▶ [TASK] Find the string "ExampleBroadcastReceiver" in the listing and report every line that has it.
----
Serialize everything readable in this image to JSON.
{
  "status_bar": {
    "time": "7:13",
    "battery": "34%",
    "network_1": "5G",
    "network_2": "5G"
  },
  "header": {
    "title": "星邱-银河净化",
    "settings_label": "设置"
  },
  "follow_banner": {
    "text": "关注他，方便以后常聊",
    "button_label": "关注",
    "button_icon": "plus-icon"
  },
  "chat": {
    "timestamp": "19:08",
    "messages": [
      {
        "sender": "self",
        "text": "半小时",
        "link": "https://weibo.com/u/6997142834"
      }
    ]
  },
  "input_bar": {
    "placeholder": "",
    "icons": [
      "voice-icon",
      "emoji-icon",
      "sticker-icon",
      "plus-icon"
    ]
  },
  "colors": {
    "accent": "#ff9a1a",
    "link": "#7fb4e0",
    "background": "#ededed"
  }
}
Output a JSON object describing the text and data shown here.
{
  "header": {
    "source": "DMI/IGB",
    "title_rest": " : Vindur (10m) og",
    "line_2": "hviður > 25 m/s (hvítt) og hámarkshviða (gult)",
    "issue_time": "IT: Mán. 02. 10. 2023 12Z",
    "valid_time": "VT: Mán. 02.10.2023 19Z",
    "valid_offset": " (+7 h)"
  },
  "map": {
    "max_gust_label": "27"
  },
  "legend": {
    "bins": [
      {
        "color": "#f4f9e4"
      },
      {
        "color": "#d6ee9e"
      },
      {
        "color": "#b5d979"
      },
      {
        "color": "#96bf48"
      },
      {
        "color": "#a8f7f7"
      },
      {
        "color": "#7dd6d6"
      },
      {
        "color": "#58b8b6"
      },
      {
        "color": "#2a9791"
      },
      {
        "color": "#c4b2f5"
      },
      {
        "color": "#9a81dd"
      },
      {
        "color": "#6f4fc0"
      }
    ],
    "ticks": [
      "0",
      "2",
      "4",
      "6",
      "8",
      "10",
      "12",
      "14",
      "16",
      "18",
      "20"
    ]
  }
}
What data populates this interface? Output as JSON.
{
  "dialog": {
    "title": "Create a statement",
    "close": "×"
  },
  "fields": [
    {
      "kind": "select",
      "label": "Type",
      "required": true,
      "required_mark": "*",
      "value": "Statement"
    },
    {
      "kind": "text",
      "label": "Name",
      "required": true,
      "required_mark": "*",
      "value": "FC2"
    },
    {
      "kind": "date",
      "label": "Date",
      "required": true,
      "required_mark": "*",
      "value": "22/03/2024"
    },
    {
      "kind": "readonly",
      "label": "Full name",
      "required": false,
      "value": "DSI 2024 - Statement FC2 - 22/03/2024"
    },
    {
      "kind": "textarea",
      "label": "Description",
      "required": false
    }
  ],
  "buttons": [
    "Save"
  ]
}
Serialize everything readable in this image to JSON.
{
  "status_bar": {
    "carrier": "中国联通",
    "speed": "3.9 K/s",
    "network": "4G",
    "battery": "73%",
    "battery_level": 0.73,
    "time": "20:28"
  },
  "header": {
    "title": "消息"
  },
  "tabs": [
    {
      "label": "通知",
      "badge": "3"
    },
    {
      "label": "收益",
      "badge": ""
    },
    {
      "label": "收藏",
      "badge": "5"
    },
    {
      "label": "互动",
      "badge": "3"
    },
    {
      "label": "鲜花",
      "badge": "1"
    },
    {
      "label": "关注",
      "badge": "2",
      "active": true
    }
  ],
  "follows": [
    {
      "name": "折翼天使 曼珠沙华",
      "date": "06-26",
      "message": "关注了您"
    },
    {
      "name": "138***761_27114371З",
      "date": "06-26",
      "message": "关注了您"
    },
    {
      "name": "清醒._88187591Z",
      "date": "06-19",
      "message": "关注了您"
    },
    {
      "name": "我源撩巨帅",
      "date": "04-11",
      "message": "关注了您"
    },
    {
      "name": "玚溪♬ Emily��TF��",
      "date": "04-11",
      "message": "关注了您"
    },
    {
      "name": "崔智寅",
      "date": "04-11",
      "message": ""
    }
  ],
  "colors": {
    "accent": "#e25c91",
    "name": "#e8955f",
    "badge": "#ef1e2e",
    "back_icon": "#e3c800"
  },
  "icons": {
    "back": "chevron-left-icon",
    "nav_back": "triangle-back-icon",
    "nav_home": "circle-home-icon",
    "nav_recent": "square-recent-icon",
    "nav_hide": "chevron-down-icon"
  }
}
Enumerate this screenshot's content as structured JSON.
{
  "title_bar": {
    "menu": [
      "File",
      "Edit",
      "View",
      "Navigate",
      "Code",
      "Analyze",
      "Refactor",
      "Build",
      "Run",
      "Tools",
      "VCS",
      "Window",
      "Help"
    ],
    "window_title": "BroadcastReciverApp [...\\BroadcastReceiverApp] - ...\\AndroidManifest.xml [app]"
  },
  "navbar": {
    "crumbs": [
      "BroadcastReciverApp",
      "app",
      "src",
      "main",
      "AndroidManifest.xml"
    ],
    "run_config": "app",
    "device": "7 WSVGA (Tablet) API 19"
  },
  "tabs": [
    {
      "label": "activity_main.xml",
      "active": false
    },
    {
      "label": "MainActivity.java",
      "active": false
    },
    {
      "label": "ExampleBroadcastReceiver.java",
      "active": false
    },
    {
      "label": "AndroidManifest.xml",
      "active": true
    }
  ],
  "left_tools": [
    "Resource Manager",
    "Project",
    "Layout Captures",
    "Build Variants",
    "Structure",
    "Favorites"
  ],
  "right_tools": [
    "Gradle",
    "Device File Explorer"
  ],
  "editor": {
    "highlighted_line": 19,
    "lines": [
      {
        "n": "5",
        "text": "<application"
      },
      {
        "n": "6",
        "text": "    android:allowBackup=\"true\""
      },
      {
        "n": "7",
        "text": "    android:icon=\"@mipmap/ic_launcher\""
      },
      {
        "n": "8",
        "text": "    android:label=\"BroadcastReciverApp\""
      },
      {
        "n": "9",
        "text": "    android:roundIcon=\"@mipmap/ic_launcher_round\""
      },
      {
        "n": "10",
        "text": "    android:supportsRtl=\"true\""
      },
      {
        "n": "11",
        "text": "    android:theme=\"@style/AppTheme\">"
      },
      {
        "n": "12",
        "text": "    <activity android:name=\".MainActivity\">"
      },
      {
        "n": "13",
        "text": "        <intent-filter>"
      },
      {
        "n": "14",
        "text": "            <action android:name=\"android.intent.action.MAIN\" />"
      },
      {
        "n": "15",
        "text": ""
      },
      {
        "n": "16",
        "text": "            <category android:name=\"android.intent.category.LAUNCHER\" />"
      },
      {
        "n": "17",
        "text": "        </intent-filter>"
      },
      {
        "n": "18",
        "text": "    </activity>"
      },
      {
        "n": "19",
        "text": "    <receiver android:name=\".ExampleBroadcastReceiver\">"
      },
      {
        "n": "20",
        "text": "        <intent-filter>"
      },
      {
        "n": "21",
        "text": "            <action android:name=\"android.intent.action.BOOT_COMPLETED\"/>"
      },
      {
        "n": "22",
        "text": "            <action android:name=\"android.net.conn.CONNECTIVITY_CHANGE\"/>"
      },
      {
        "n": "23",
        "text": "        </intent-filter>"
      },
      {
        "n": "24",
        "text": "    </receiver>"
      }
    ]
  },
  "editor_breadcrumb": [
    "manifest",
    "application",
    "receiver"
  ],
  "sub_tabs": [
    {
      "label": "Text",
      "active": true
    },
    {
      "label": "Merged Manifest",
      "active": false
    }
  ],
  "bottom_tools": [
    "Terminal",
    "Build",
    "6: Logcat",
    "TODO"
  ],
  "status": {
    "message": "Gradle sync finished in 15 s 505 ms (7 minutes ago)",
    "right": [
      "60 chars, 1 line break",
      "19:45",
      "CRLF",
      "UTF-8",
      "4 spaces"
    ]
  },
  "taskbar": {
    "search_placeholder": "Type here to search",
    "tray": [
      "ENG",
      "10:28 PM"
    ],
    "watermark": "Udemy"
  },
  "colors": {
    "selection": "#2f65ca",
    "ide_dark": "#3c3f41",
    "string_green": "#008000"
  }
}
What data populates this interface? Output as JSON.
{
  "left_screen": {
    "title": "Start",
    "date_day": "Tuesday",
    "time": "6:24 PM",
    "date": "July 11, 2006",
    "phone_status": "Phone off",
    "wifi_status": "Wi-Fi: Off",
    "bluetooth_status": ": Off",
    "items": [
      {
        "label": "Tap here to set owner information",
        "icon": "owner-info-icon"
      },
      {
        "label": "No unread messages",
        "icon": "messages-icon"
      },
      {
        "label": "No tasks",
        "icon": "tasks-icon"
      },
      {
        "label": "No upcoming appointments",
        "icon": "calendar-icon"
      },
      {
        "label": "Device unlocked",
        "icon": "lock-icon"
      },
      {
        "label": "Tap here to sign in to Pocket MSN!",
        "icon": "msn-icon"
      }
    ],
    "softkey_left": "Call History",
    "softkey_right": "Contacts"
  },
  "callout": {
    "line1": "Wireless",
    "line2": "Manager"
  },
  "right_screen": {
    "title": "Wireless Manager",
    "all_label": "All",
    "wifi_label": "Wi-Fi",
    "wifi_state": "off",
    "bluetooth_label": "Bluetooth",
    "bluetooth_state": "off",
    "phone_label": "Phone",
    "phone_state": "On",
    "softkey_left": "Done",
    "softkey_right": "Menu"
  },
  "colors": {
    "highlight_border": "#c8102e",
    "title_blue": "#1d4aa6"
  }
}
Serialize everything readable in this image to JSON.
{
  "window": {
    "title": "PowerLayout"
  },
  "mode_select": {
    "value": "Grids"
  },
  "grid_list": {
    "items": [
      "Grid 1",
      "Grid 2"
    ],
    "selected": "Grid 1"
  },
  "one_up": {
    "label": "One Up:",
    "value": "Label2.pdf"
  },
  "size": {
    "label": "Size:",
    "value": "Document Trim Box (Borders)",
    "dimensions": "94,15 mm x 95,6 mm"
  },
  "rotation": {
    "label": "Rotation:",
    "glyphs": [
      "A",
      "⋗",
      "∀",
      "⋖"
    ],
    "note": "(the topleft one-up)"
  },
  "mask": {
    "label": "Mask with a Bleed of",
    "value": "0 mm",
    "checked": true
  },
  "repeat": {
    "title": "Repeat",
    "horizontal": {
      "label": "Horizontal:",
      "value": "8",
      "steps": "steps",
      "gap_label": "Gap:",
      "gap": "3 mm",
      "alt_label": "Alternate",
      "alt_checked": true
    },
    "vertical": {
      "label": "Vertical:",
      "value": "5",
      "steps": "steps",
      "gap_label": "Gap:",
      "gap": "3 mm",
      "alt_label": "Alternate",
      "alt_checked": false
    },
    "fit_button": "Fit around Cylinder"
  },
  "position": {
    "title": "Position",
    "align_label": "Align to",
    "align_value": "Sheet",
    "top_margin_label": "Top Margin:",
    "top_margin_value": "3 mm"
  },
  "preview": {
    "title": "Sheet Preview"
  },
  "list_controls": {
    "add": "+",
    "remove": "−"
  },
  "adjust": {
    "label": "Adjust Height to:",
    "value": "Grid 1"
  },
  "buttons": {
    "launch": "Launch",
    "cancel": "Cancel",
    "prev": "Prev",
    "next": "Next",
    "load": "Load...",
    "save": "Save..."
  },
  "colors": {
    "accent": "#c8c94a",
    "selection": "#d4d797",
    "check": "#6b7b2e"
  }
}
----
▶ [CORRECT ANSWER]
      "label": "ExampleBroadcastReceiver.java",
        "text": "    <receiver android:name=\".ExampleBroadcastReceiver\">"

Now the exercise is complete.